↓↓↓

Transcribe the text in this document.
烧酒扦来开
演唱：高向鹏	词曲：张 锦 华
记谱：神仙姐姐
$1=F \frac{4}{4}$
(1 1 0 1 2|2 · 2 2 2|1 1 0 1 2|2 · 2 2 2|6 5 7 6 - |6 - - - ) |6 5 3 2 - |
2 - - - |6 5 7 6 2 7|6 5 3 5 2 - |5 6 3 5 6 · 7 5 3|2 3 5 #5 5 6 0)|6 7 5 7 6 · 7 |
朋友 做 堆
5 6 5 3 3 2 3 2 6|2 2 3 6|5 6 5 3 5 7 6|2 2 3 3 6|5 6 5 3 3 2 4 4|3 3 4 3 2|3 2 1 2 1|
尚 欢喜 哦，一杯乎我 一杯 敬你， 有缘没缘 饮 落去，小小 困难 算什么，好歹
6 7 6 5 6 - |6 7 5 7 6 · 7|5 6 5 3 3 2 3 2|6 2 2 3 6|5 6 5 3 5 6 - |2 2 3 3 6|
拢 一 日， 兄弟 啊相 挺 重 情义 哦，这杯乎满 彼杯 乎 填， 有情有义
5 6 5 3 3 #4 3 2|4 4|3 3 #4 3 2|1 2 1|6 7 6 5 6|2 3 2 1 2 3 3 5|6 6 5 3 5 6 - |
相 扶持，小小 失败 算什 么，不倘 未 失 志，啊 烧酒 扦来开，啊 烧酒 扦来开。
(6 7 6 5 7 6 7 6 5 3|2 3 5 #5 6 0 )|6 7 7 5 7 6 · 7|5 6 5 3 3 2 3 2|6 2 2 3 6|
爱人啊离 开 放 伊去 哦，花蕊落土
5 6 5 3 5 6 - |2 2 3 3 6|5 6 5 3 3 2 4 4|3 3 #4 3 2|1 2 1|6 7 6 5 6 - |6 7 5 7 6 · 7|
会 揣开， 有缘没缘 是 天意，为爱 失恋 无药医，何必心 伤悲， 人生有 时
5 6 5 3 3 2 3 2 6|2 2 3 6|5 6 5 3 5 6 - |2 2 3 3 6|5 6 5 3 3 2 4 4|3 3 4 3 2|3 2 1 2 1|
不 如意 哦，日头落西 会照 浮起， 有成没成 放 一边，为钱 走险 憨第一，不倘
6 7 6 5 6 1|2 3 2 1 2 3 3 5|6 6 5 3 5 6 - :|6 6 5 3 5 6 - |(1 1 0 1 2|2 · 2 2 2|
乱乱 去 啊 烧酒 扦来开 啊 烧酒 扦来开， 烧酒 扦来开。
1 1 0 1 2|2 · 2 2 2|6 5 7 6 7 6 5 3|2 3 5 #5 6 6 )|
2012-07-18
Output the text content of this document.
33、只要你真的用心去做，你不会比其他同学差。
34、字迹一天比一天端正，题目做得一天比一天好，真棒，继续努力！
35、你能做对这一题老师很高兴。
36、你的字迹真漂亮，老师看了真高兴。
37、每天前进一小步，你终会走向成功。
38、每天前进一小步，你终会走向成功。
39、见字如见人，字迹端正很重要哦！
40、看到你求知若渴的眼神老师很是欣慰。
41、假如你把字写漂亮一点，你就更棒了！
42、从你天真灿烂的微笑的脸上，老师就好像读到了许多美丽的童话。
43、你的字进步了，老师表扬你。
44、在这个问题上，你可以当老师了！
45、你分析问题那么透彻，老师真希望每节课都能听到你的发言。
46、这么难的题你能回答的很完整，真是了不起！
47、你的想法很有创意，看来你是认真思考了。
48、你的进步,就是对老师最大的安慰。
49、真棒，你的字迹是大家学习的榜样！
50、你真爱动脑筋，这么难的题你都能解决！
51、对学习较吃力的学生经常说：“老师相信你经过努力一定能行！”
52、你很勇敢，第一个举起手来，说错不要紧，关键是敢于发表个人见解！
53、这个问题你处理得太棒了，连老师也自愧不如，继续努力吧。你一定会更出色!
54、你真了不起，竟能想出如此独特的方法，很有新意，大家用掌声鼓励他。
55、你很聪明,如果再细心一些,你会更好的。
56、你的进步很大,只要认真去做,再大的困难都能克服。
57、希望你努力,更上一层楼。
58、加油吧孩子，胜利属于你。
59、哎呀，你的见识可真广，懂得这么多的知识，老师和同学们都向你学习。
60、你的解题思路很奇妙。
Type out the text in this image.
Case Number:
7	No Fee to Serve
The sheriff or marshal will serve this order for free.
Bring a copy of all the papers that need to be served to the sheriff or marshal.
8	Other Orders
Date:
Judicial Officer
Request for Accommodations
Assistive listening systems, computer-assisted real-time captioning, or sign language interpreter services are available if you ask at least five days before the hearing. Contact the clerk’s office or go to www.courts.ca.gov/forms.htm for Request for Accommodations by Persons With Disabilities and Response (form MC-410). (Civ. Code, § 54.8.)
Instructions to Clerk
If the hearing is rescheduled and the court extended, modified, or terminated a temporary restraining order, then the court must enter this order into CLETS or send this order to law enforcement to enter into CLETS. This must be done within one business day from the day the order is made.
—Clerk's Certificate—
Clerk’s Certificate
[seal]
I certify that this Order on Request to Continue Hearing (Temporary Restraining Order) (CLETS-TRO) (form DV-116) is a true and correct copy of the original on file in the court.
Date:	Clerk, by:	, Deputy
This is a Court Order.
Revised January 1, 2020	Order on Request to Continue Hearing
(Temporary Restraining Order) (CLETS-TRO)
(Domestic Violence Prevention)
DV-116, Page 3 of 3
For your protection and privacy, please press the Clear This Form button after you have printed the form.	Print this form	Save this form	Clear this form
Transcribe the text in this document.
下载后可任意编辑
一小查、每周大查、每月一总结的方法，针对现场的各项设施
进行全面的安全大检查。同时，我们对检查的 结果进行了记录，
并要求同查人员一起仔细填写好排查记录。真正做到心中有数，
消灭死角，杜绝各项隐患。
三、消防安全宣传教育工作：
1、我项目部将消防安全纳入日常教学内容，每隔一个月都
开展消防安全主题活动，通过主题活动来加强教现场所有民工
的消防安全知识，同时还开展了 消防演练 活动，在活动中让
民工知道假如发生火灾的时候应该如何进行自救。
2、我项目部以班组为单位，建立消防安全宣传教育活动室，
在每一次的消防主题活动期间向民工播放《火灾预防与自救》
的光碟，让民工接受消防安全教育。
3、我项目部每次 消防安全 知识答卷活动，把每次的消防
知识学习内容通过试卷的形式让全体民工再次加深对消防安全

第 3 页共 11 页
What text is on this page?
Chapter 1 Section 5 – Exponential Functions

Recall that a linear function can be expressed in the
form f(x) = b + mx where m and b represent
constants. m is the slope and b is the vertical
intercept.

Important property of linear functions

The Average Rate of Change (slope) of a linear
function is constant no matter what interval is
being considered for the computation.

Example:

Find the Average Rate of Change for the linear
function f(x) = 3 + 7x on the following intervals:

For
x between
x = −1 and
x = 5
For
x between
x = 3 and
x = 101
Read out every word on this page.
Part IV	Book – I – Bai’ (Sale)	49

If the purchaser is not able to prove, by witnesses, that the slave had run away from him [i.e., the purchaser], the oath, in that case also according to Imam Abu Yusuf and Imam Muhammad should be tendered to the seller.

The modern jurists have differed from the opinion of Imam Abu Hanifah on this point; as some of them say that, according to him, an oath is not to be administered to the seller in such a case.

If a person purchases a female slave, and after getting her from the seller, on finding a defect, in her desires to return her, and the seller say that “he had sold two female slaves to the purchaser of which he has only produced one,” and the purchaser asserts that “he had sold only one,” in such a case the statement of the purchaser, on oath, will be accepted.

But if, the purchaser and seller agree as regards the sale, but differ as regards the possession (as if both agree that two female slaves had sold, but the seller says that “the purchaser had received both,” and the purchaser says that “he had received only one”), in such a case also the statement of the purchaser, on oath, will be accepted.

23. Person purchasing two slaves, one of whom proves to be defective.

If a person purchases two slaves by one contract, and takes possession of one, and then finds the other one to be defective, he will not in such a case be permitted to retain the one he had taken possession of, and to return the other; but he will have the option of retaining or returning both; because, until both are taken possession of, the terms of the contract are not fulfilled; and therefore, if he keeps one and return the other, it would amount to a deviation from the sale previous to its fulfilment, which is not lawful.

↑↑↑

Tell how many lines of the data include the word "statement", and nothing else.

> [Exercise output]: 2